### Task brief
Answer with nothing except the number of lines that contain the word "Calella".

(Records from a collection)
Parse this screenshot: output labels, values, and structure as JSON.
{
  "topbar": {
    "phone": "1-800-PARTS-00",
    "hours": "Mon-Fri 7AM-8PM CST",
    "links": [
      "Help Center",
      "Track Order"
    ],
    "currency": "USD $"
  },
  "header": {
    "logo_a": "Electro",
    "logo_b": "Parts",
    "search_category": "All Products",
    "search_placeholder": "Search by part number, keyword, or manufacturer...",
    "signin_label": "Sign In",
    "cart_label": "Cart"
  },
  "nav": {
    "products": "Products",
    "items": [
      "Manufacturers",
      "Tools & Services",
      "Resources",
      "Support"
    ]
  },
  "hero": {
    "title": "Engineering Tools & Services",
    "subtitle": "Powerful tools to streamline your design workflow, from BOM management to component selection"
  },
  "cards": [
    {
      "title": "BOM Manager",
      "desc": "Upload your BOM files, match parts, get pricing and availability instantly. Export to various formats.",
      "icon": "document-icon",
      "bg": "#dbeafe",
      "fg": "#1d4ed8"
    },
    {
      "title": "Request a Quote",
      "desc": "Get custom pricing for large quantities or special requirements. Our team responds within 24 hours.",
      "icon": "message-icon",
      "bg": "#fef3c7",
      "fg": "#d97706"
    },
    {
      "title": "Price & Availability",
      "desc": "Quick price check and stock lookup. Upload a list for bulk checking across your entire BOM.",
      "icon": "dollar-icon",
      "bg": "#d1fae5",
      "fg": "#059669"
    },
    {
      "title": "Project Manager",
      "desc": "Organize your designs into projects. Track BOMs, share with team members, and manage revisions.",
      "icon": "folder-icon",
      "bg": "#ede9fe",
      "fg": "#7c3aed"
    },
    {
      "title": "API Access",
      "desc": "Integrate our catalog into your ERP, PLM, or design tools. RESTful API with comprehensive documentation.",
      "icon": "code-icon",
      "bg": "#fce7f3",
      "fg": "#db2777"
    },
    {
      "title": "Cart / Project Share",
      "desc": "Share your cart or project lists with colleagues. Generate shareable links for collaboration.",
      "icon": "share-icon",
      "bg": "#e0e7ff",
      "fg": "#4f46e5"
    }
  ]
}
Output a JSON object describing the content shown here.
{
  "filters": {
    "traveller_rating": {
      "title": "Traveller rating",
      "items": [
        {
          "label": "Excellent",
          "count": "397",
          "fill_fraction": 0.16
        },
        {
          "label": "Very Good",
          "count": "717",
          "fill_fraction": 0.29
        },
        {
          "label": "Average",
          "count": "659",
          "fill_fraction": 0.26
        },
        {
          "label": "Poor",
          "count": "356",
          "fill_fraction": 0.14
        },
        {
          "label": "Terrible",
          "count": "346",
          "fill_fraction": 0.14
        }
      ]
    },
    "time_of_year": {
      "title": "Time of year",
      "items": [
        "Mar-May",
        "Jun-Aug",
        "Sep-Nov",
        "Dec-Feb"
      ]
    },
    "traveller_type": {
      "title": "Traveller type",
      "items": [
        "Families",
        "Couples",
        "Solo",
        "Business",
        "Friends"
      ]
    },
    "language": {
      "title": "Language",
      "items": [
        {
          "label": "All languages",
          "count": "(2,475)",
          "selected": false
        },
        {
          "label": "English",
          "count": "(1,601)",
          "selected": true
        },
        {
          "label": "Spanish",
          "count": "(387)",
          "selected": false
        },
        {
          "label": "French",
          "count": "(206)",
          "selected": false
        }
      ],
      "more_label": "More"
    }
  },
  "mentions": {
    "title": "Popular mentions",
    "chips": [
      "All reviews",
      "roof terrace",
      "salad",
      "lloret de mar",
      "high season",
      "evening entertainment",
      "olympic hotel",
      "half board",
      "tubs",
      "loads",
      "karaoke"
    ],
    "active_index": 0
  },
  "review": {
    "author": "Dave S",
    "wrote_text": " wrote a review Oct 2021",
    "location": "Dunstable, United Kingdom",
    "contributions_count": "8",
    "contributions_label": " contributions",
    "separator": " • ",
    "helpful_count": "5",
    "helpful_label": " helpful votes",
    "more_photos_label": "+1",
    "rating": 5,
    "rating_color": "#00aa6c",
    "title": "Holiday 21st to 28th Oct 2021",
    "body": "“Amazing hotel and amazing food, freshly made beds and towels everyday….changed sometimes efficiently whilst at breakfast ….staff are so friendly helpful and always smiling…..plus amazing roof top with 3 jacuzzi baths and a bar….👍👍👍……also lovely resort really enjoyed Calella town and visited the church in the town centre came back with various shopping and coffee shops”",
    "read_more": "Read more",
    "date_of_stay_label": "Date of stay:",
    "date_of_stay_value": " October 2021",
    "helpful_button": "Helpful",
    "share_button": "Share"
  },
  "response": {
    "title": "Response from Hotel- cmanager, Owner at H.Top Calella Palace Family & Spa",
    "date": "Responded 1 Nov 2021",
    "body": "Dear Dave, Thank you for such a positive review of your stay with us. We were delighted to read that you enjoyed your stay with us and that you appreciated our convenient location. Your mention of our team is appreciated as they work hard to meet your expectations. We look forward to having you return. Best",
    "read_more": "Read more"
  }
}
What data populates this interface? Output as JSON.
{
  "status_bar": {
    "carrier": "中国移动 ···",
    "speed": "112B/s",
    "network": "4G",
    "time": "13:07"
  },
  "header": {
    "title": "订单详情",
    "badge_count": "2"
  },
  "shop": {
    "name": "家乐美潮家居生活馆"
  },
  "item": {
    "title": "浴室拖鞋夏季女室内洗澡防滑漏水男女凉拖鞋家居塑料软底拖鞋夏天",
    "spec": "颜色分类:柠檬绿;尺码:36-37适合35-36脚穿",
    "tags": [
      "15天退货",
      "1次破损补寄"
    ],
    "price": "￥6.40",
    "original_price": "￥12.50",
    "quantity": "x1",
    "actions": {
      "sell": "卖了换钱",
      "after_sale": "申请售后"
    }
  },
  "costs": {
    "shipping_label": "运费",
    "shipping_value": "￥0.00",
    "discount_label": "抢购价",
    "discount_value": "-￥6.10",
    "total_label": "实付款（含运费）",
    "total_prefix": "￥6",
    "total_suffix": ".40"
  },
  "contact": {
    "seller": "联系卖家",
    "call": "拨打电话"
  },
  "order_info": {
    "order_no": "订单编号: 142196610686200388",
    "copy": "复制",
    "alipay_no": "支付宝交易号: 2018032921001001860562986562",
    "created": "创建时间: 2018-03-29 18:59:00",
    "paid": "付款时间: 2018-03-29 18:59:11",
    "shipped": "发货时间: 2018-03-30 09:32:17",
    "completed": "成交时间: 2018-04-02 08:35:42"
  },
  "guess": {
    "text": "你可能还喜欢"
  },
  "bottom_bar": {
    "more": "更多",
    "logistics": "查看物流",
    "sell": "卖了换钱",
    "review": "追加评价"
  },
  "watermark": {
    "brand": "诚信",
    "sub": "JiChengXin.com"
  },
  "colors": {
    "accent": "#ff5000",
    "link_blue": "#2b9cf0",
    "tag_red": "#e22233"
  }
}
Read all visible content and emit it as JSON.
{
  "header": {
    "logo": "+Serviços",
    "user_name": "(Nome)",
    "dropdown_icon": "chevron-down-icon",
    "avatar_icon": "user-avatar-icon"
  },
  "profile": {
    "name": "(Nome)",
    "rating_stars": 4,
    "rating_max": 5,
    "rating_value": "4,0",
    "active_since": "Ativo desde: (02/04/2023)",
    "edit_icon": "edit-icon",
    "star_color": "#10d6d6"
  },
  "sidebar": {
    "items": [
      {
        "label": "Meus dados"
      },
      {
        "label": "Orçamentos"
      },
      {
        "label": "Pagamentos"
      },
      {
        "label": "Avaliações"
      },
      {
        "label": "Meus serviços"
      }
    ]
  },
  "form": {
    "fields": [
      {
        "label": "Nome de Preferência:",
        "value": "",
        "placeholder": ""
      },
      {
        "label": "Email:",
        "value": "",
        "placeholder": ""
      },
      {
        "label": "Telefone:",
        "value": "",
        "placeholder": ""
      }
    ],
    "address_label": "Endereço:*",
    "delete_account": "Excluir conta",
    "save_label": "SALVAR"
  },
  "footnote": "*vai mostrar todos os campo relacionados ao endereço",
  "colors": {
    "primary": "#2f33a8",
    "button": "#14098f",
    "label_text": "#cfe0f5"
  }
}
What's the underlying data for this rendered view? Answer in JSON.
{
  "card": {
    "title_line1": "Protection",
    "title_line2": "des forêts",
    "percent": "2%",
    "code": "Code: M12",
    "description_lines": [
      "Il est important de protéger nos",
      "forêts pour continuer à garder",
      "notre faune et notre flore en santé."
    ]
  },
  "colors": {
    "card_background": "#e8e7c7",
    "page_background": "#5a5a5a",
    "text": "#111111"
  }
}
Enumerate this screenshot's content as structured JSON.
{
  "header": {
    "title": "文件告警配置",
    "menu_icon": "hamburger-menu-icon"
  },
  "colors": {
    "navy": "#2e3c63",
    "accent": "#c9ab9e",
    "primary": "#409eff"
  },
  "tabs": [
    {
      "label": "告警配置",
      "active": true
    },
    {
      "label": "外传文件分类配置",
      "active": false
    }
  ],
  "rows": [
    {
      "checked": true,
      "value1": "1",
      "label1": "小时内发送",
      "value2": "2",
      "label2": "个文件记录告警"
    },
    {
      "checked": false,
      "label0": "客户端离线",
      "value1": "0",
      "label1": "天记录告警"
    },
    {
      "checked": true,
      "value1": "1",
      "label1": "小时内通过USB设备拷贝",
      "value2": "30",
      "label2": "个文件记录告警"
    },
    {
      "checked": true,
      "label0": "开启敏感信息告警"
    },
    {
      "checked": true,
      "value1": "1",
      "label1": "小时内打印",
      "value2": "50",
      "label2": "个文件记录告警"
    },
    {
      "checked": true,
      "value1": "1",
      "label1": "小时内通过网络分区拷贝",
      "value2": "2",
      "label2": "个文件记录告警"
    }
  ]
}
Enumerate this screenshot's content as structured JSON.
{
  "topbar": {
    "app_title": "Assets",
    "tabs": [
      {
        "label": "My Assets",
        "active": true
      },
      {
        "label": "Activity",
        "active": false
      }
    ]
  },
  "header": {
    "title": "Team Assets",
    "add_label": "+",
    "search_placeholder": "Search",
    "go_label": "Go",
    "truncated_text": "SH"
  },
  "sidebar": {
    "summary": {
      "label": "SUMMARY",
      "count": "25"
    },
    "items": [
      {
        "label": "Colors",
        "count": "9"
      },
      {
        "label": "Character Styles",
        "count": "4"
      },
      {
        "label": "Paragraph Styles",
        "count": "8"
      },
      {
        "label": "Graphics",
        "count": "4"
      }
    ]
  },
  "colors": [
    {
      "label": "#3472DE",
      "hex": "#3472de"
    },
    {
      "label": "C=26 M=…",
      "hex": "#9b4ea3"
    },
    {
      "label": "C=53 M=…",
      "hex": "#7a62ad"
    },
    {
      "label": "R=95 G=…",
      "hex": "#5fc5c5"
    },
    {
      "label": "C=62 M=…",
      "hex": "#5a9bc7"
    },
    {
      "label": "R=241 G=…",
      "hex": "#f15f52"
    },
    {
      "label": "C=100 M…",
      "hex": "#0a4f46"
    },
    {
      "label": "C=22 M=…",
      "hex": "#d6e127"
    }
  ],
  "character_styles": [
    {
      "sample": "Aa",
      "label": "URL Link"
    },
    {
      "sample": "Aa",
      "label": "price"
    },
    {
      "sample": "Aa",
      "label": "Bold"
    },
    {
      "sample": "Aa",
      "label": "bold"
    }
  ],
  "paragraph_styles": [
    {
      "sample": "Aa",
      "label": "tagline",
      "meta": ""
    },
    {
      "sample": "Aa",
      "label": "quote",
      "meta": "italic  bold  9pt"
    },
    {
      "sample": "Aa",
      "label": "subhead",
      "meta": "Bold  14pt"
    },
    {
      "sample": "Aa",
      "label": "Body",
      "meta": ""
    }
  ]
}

### Output below
2